##### Data for the task
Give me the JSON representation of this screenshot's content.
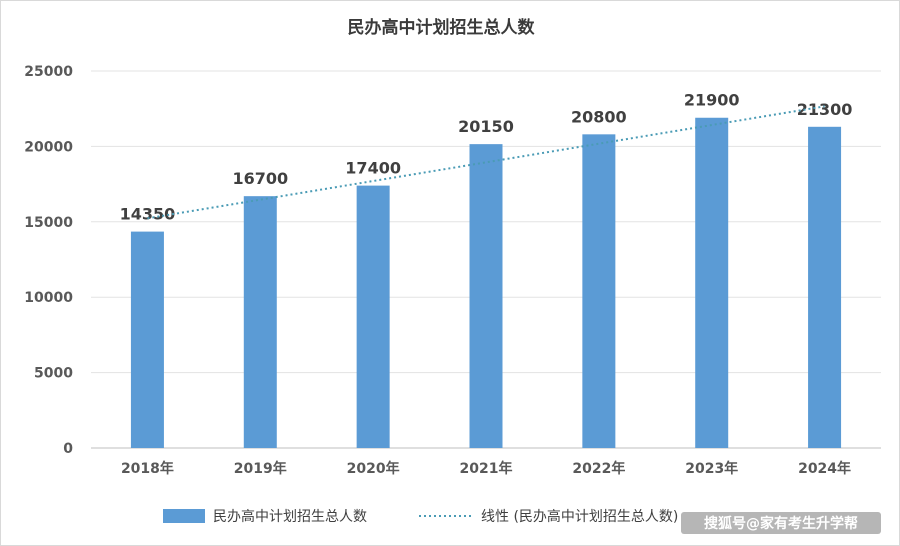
{
  "chart_data": {
    "type": "bar",
    "title": "民办高中计划招生总人数",
    "categories": [
      "2018年",
      "2019年",
      "2020年",
      "2021年",
      "2022年",
      "2023年",
      "2024年"
    ],
    "series": [
      {
        "name": "民办高中计划招生总人数",
        "values": [
          14350,
          16700,
          17400,
          20150,
          20800,
          21900,
          21300
        ],
        "color": "#5b9bd5"
      }
    ],
    "trendline": {
      "name": "线性 (民办高中计划招生总人数)",
      "type": "linear",
      "color": "#4a9bb5"
    },
    "ylim": [
      0,
      25000
    ],
    "yticks": [
      0,
      5000,
      10000,
      15000,
      20000,
      25000
    ],
    "grid": true,
    "legend": "bottom",
    "xlabel": "",
    "ylabel": ""
  },
  "watermark": "搜狐号@家有考生升学帮"
}
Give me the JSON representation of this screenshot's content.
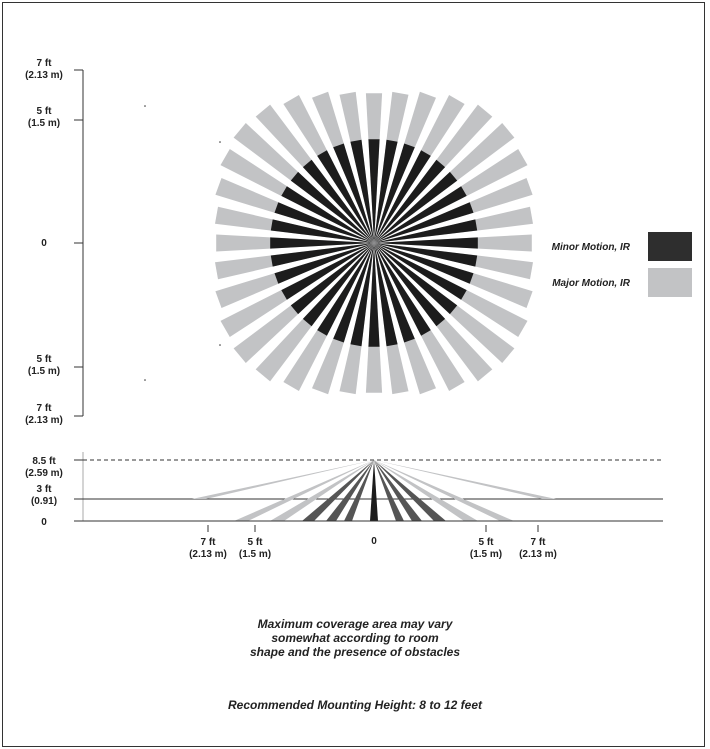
{
  "colors": {
    "minor": "#1c1c1c",
    "major": "#c2c3c5",
    "axis": "#333333"
  },
  "top_view": {
    "axis_labels": [
      {
        "line1": "7 ft",
        "line2": "(2.13 m)"
      },
      {
        "line1": "5 ft",
        "line2": "(1.5 m)"
      },
      {
        "line1": "0",
        "line2": ""
      },
      {
        "line1": "5 ft",
        "line2": "(1.5 m)"
      },
      {
        "line1": "7 ft",
        "line2": "(2.13 m)"
      }
    ],
    "beam_count": 36
  },
  "legend": [
    {
      "label": "Minor Motion, IR",
      "color": "#2e2e2e"
    },
    {
      "label": "Major Motion, IR",
      "color": "#c2c3c5"
    }
  ],
  "side_view": {
    "y_labels": [
      {
        "line1": "8.5 ft",
        "line2": "(2.59 m)"
      },
      {
        "line1": "3 ft",
        "line2": "(0.91)"
      },
      {
        "line1": "0",
        "line2": ""
      }
    ],
    "x_labels": [
      {
        "line1": "7 ft",
        "line2": "(2.13 m)"
      },
      {
        "line1": "5 ft",
        "line2": "(1.5 m)"
      },
      {
        "line1": "0",
        "line2": ""
      },
      {
        "line1": "5 ft",
        "line2": "(1.5 m)"
      },
      {
        "line1": "7 ft",
        "line2": "(2.13 m)"
      }
    ]
  },
  "caption": {
    "line1": "Maximum coverage area may vary",
    "line2": "somewhat according to room",
    "line3": "shape and the presence of obstacles",
    "mounting": "Recommended Mounting Height: 8 to 12 feet"
  }
}
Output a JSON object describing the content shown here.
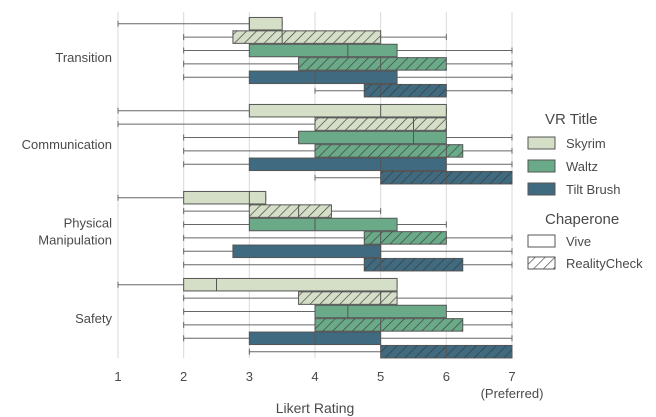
{
  "chart_data": {
    "type": "boxplot",
    "orientation": "horizontal",
    "xlabel": "Likert Rating",
    "xlim": [
      1,
      7
    ],
    "xticks": [
      "1",
      "2",
      "3",
      "4",
      "5",
      "6",
      "7"
    ],
    "xtick_note": "(Preferred)",
    "grid": true,
    "categories": [
      "Transition",
      "Communication",
      "Physical Manipulation",
      "Safety"
    ],
    "category_lines": [
      [
        "Transition"
      ],
      [
        "Communication"
      ],
      [
        "Physical",
        "Manipulation"
      ],
      [
        "Safety"
      ]
    ],
    "legend": {
      "placement": "right",
      "title_titles": "VR Title",
      "titles": [
        {
          "name": "Skyrim",
          "color": "#d5dfc8"
        },
        {
          "name": "Waltz",
          "color": "#6aaa88"
        },
        {
          "name": "Tilt Brush",
          "color": "#3f6a80"
        }
      ],
      "title_chaperone": "Chaperone",
      "chaperones": [
        {
          "name": "Vive",
          "hatch": false
        },
        {
          "name": "RealityCheck",
          "hatch": true
        }
      ]
    },
    "series": [
      {
        "title": "Skyrim",
        "chaperone": "Vive",
        "boxes": [
          {
            "min": 1,
            "q1": 3,
            "median": 3,
            "q3": 3.5,
            "max": 3.5
          },
          {
            "min": 1,
            "q1": 3,
            "median": 5,
            "q3": 6,
            "max": 6
          },
          {
            "min": 1,
            "q1": 2,
            "median": 3,
            "q3": 3.25,
            "max": 3.25
          },
          {
            "min": 1,
            "q1": 2,
            "median": 2.5,
            "q3": 5.25,
            "max": 5.25
          }
        ]
      },
      {
        "title": "Skyrim",
        "chaperone": "RealityCheck",
        "boxes": [
          {
            "min": 2,
            "q1": 2.75,
            "median": 3.5,
            "q3": 5,
            "max": 6
          },
          {
            "min": 1,
            "q1": 4,
            "median": 5.5,
            "q3": 6,
            "max": 6
          },
          {
            "min": 2,
            "q1": 3,
            "median": 3.75,
            "q3": 4.25,
            "max": 5
          },
          {
            "min": 2,
            "q1": 3.75,
            "median": 5,
            "q3": 5.25,
            "max": 7
          }
        ]
      },
      {
        "title": "Waltz",
        "chaperone": "Vive",
        "boxes": [
          {
            "min": 2,
            "q1": 3,
            "median": 4.5,
            "q3": 5.25,
            "max": 7
          },
          {
            "min": 2,
            "q1": 3.75,
            "median": 5.5,
            "q3": 6,
            "max": 7
          },
          {
            "min": 2,
            "q1": 3,
            "median": 4,
            "q3": 5.25,
            "max": 6
          },
          {
            "min": 2,
            "q1": 4,
            "median": 4.5,
            "q3": 6,
            "max": 7
          }
        ]
      },
      {
        "title": "Waltz",
        "chaperone": "RealityCheck",
        "boxes": [
          {
            "min": 2,
            "q1": 3.75,
            "median": 5,
            "q3": 6,
            "max": 7
          },
          {
            "min": 2,
            "q1": 4,
            "median": 6,
            "q3": 6.25,
            "max": 7
          },
          {
            "min": 2,
            "q1": 4.75,
            "median": 5,
            "q3": 6,
            "max": 7
          },
          {
            "min": 2,
            "q1": 4,
            "median": 5,
            "q3": 6.25,
            "max": 7
          }
        ]
      },
      {
        "title": "Tilt Brush",
        "chaperone": "Vive",
        "boxes": [
          {
            "min": 2,
            "q1": 3,
            "median": 4,
            "q3": 5.25,
            "max": 7
          },
          {
            "min": 2,
            "q1": 3,
            "median": 5,
            "q3": 6,
            "max": 7
          },
          {
            "min": 2,
            "q1": 2.75,
            "median": 5,
            "q3": 5,
            "max": 7
          },
          {
            "min": 2,
            "q1": 3,
            "median": 4,
            "q3": 5,
            "max": 7
          }
        ]
      },
      {
        "title": "Tilt Brush",
        "chaperone": "RealityCheck",
        "boxes": [
          {
            "min": 4,
            "q1": 4.75,
            "median": 5,
            "q3": 6,
            "max": 7
          },
          {
            "min": 4,
            "q1": 5,
            "median": 6,
            "q3": 7,
            "max": 7
          },
          {
            "min": 2,
            "q1": 4.75,
            "median": 5,
            "q3": 6.25,
            "max": 7
          },
          {
            "min": 3,
            "q1": 5,
            "median": 6,
            "q3": 7,
            "max": 7
          }
        ]
      }
    ]
  }
}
##########
**Given request**
Omitting all images, retype each line of the records precisely.

**Written response**
Give me the JSON representation of this screenshot's content.
{
  "chart_data": {
    "type": "bar",
    "title": "民办高中计划招生总人数",
    "categories": [
      "2018年",
      "2019年",
      "2020年",
      "2021年",
      "2022年",
      "2023年",
      "2024年"
    ],
    "series": [
      {
        "name": "民办高中计划招生总人数",
        "values": [
          14350,
          16700,
          17400,
          20150,
          20800,
          21900,
          21300
        ],
        "color": "#5b9bd5"
      }
    ],
    "trendline": {
      "name": "线性 (民办高中计划招生总人数)",
      "type": "linear",
      "color": "#4a9bb5"
    },
    "ylim": [
      0,
      25000
    ],
    "yticks": [
      0,
      5000,
      10000,
      15000,
      20000,
      25000
    ],
    "grid": true,
    "legend": "bottom",
    "xlabel": "",
    "ylabel": ""
  },
  "watermark": "搜狐号@家有考生升学帮"
}
Give me the JSON representation of this screenshot's content.
{
  "colors": {
    "minor": "#1c1c1c",
    "major": "#c2c3c5",
    "axis": "#333333"
  },
  "top_view": {
    "axis_labels": [
      {
        "line1": "7 ft",
        "line2": "(2.13 m)"
      },
      {
        "line1": "5 ft",
        "line2": "(1.5 m)"
      },
      {
        "line1": "0",
        "line2": ""
      },
      {
        "line1": "5 ft",
        "line2": "(1.5 m)"
      },
      {
        "line1": "7 ft",
        "line2": "(2.13 m)"
      }
    ],
    "beam_count": 36
  },
  "legend": [
    {
      "label": "Minor Motion, IR",
      "color": "#2e2e2e"
    },
    {
      "label": "Major Motion, IR",
      "color": "#c2c3c5"
    }
  ],
  "side_view": {
    "y_labels": [
      {
        "line1": "8.5 ft",
        "line2": "(2.59 m)"
      },
      {
        "line1": "3 ft",
        "line2": "(0.91)"
      },
      {
        "line1": "0",
        "line2": ""
      }
    ],
    "x_labels": [
      {
        "line1": "7 ft",
        "line2": "(2.13 m)"
      },
      {
        "line1": "5 ft",
        "line2": "(1.5 m)"
      },
      {
        "line1": "0",
        "line2": ""
      },
      {
        "line1": "5 ft",
        "line2": "(1.5 m)"
      },
      {
        "line1": "7 ft",
        "line2": "(2.13 m)"
      }
    ]
  },
  "caption": {
    "line1": "Maximum coverage area may vary",
    "line2": "somewhat according to room",
    "line3": "shape and the presence of obstacles",
    "mounting": "Recommended Mounting Height: 8 to 12 feet"
  }
}
Output a JSON object describing the content shown here.
{
  "chart_data": {
    "type": "boxplot",
    "orientation": "horizontal",
    "xlabel": "Likert Rating",
    "xlim": [
      1,
      7
    ],
    "xticks": [
      "1",
      "2",
      "3",
      "4",
      "5",
      "6",
      "7"
    ],
    "xtick_note": "(Preferred)",
    "grid": true,
    "categories": [
      "Transition",
      "Communication",
      "Physical Manipulation",
      "Safety"
    ],
    "category_lines": [
      [
        "Transition"
      ],
      [
        "Communication"
      ],
      [
        "Physical",
        "Manipulation"
      ],
      [
        "Safety"
      ]
    ],
    "legend": {
      "placement": "right",
      "title_titles": "VR Title",
      "titles": [
        {
          "name": "Skyrim",
          "color": "#d5dfc8"
        },
        {
          "name": "Waltz",
          "color": "#6aaa88"
        },
        {
          "name": "Tilt Brush",
          "color": "#3f6a80"
        }
      ],
      "title_chaperone": "Chaperone",
      "chaperones": [
        {
          "name": "Vive",
          "hatch": false
        },
        {
          "name": "RealityCheck",
          "hatch": true
        }
      ]
    },
    "series": [
      {
        "title": "Skyrim",
        "chaperone": "Vive",
        "boxes": [
          {
            "min": 1,
            "q1": 3,
            "median": 3,
            "q3": 3.5,
            "max": 3.5
          },
          {
            "min": 1,
            "q1": 3,
            "median": 5,
            "q3": 6,
            "max": 6
          },
          {
            "min": 1,
            "q1": 2,
            "median": 3,
            "q3": 3.25,
            "max": 3.25
          },
          {
            "min": 1,
            "q1": 2,
            "median": 2.5,
            "q3": 5.25,
            "max": 5.25
          }
        ]
      },
      {
        "title": "Skyrim",
        "chaperone": "RealityCheck",
        "boxes": [
          {
            "min": 2,
            "q1": 2.75,
            "median": 3.5,
            "q3": 5,
            "max": 6
          },
          {
            "min": 1,
            "q1": 4,
            "median": 5.5,
            "q3": 6,
            "max": 6
          },
          {
            "min": 2,
            "q1": 3,
            "median": 3.75,
            "q3": 4.25,
            "max": 5
          },
          {
            "min": 2,
            "q1": 3.75,
            "median": 5,
            "q3": 5.25,
            "max": 7
          }
        ]
      },
      {
        "title": "Waltz",
        "chaperone": "Vive",
        "boxes": [
          {
            "min": 2,
            "q1": 3,
            "median": 4.5,
            "q3": 5.25,
            "max": 7
          },
          {
            "min": 2,
            "q1": 3.75,
            "median": 5.5,
            "q3": 6,
            "max": 7
          },
          {
            "min": 2,
            "q1": 3,
            "median": 4,
            "q3": 5.25,
            "max": 6
          },
          {
            "min": 2,
            "q1": 4,
            "median": 4.5,
            "q3": 6,
            "max": 7
          }
        ]
      },
      {
        "title": "Waltz",
        "chaperone": "RealityCheck",
        "boxes": [
          {
            "min": 2,
            "q1": 3.75,
            "median": 5,
            "q3": 6,
            "max": 7
          },
          {
            "min": 2,
            "q1": 4,
            "median": 6,
            "q3": 6.25,
            "max": 7
          },
          {
            "min": 2,
            "q1": 4.75,
            "median": 5,
            "q3": 6,
            "max": 7
          },
          {
            "min": 2,
            "q1": 4,
            "median": 5,
            "q3": 6.25,
            "max": 7
          }
        ]
      },
      {
        "title": "Tilt Brush",
        "chaperone": "Vive",
        "boxes": [
          {
            "min": 2,
            "q1": 3,
            "median": 4,
            "q3": 5.25,
            "max": 7
          },
          {
            "min": 2,
            "q1": 3,
            "median": 5,
            "q3": 6,
            "max": 7
          },
          {
            "min": 2,
            "q1": 2.75,
            "median": 5,
            "q3": 5,
            "max": 7
          },
          {
            "min": 2,
            "q1": 3,
            "median": 4,
            "q3": 5,
            "max": 7
          }
        ]
      },
      {
        "title": "Tilt Brush",
        "chaperone": "RealityCheck",
        "boxes": [
          {
            "min": 4,
            "q1": 4.75,
            "median": 5,
            "q3": 6,
            "max": 7
          },
          {
            "min": 4,
            "q1": 5,
            "median": 6,
            "q3": 7,
            "max": 7
          },
          {
            "min": 2,
            "q1": 4.75,
            "median": 5,
            "q3": 6.25,
            "max": 7
          },
          {
            "min": 3,
            "q1": 5,
            "median": 6,
            "q3": 7,
            "max": 7
          }
        ]
      }
    ]
  }
}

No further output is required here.